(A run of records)
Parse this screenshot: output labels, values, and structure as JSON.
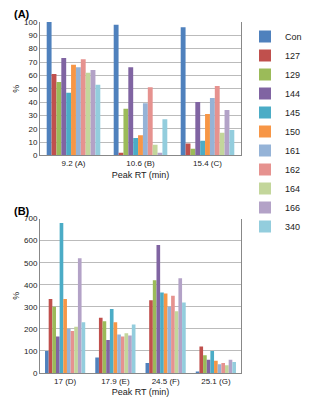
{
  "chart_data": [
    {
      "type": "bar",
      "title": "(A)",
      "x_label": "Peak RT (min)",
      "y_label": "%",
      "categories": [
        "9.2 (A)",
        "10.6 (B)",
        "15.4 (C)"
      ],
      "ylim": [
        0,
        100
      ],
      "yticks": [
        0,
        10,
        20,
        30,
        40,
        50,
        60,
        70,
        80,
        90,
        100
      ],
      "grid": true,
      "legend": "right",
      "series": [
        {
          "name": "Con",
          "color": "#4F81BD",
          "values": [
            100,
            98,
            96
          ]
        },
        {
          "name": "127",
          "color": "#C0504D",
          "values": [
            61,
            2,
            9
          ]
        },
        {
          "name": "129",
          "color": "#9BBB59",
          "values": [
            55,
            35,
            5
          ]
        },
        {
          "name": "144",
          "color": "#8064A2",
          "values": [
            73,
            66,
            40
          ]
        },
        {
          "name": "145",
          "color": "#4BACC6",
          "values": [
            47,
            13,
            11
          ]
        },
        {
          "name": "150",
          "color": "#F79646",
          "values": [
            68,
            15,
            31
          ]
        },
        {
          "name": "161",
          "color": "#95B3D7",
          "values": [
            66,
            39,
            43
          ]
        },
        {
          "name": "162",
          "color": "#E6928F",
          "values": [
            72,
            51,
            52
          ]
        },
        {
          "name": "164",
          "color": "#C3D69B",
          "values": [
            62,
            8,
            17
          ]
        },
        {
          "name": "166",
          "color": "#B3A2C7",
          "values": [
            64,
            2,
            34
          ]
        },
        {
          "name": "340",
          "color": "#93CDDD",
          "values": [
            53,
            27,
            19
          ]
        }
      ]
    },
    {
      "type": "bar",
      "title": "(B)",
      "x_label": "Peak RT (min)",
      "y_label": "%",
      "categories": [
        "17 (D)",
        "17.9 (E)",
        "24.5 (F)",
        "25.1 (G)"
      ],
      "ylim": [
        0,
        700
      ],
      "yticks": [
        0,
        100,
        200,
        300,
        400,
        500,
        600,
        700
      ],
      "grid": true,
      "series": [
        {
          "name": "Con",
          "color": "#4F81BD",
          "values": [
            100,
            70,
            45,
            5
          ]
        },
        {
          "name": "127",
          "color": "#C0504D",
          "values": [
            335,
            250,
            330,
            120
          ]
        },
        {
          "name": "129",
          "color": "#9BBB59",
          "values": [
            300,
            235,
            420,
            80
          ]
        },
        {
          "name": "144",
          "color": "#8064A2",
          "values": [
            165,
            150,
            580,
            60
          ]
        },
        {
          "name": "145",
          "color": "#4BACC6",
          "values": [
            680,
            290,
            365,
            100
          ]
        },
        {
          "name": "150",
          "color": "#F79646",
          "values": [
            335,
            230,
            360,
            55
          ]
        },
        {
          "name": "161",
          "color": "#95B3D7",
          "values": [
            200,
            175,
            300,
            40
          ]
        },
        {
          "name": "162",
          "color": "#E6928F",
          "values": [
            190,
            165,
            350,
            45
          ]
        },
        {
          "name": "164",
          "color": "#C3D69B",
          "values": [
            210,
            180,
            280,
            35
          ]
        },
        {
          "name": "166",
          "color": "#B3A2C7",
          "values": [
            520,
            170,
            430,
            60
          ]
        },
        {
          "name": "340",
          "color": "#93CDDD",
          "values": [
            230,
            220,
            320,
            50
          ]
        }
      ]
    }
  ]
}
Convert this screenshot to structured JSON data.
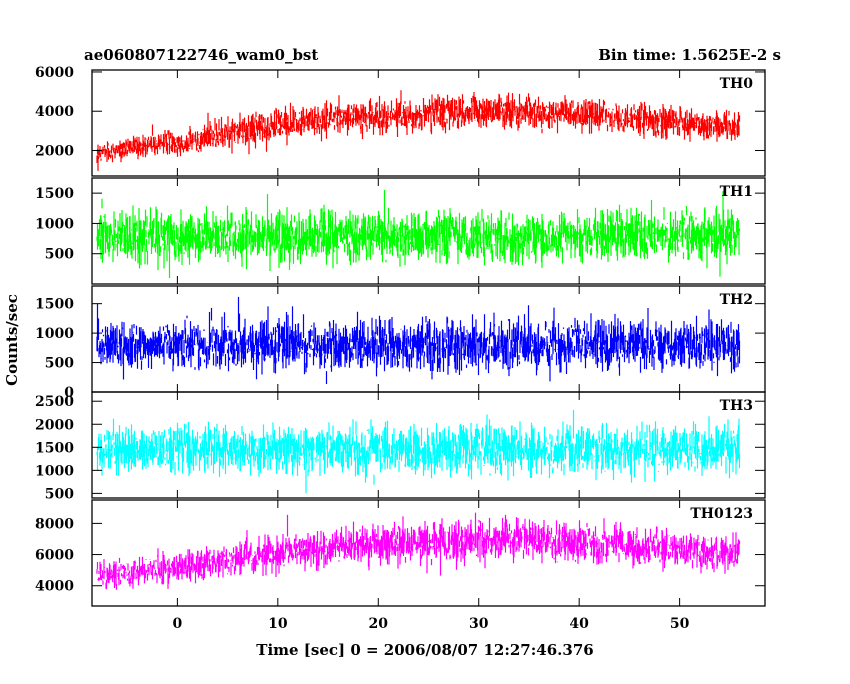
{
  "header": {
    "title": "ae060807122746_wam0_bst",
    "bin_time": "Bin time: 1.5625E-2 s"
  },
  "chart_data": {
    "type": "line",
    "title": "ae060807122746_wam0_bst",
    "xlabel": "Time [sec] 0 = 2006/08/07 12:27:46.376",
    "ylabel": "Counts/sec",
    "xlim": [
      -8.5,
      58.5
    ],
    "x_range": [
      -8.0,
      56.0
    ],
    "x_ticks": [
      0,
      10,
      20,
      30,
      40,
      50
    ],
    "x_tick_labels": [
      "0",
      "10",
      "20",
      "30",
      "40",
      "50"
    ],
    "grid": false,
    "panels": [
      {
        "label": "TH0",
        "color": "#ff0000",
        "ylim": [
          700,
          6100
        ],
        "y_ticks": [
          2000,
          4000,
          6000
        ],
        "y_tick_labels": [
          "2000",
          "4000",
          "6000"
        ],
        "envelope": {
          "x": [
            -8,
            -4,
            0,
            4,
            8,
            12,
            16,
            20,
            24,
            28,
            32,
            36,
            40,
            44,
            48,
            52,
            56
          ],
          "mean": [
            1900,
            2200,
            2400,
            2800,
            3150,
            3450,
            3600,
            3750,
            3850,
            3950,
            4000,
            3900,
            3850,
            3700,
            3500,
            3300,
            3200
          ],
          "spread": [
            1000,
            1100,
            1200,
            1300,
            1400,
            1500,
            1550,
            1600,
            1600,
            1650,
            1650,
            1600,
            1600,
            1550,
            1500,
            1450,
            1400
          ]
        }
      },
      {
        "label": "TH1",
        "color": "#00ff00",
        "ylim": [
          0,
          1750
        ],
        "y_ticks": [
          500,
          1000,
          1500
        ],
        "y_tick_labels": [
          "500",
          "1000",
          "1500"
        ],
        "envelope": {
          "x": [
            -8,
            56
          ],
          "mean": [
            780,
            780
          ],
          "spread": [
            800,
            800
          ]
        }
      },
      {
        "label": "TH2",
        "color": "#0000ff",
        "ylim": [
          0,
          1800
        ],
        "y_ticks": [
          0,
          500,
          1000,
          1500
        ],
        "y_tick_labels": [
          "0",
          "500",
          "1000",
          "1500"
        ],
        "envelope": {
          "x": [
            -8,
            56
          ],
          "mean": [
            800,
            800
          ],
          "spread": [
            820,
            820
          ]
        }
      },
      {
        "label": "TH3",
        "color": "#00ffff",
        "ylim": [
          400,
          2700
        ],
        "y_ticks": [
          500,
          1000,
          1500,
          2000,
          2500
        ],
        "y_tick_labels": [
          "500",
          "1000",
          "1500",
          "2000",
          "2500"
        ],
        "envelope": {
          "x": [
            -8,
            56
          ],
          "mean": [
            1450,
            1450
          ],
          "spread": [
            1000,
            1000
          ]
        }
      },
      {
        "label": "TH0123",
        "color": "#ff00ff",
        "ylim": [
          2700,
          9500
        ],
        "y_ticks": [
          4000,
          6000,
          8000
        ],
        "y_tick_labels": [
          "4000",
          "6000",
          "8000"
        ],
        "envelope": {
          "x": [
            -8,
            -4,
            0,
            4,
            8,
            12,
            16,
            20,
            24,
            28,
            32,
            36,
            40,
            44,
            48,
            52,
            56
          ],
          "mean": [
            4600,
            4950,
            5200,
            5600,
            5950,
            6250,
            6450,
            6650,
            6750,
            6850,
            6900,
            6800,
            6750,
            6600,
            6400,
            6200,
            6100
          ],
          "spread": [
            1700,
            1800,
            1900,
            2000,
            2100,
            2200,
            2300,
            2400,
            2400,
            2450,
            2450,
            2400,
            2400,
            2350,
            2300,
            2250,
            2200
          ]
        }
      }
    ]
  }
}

--- WHAT TO DO ---
Copy, from the material, each line that holds the string "JSON".

--- SOLUTION TO THIS PROBLEM ---
Parse this screenshot: output labels, values, and structure as JSON.
Convert this screenshot to structured JSON data.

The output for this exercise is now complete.